Recorded data:
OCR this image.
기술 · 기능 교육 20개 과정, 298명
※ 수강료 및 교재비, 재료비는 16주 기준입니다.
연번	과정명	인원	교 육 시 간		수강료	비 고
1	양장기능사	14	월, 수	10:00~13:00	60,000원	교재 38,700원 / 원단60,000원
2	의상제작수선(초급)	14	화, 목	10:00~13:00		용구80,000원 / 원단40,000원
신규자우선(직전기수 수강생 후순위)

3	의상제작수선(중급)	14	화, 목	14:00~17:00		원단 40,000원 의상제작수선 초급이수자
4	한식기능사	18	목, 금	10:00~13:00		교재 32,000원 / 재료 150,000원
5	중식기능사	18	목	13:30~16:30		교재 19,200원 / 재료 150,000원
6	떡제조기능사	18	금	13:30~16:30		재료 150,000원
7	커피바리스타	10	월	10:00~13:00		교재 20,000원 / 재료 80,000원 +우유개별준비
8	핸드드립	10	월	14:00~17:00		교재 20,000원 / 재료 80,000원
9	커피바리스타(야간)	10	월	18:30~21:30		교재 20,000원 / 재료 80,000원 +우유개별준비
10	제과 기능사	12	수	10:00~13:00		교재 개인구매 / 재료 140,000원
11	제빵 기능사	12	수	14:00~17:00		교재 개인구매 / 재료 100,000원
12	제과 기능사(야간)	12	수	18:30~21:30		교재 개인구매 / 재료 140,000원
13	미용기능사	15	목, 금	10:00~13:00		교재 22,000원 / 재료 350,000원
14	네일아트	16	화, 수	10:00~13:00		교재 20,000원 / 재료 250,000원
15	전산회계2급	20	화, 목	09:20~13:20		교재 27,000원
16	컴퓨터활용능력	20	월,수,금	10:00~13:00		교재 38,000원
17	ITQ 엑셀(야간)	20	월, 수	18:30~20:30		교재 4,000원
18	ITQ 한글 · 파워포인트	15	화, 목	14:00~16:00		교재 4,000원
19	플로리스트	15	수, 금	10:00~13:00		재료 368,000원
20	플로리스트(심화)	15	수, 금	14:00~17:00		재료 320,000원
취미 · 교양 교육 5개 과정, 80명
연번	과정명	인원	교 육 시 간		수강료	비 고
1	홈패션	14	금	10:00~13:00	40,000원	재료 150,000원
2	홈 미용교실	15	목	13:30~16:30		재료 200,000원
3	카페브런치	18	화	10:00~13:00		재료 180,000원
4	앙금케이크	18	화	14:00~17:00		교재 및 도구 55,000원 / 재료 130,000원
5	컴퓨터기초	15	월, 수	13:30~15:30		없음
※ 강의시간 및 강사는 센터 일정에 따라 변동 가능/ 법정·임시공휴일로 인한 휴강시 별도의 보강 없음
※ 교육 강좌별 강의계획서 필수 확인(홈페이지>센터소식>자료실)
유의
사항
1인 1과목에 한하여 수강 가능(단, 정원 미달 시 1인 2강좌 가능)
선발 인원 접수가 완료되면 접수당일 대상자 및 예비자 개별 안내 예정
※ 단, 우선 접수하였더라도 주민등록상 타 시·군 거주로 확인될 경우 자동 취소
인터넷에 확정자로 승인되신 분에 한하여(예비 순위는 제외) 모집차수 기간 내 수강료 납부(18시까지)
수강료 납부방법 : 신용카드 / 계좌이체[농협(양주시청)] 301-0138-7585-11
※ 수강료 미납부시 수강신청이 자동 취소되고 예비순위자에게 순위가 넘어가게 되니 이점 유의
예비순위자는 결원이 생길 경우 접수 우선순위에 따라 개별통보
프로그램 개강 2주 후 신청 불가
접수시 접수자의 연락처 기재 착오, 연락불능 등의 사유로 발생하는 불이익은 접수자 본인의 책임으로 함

### [What is expected]
Collect each line of the entries that has the word "플로리스트", copying it in full.

### [Result for this exercise]
19	플로리스트	15	수, 금	10:00~13:00		재료 368,000원
20	플로리스트(심화)	15	수, 금	14:00~17:00		재료 320,000원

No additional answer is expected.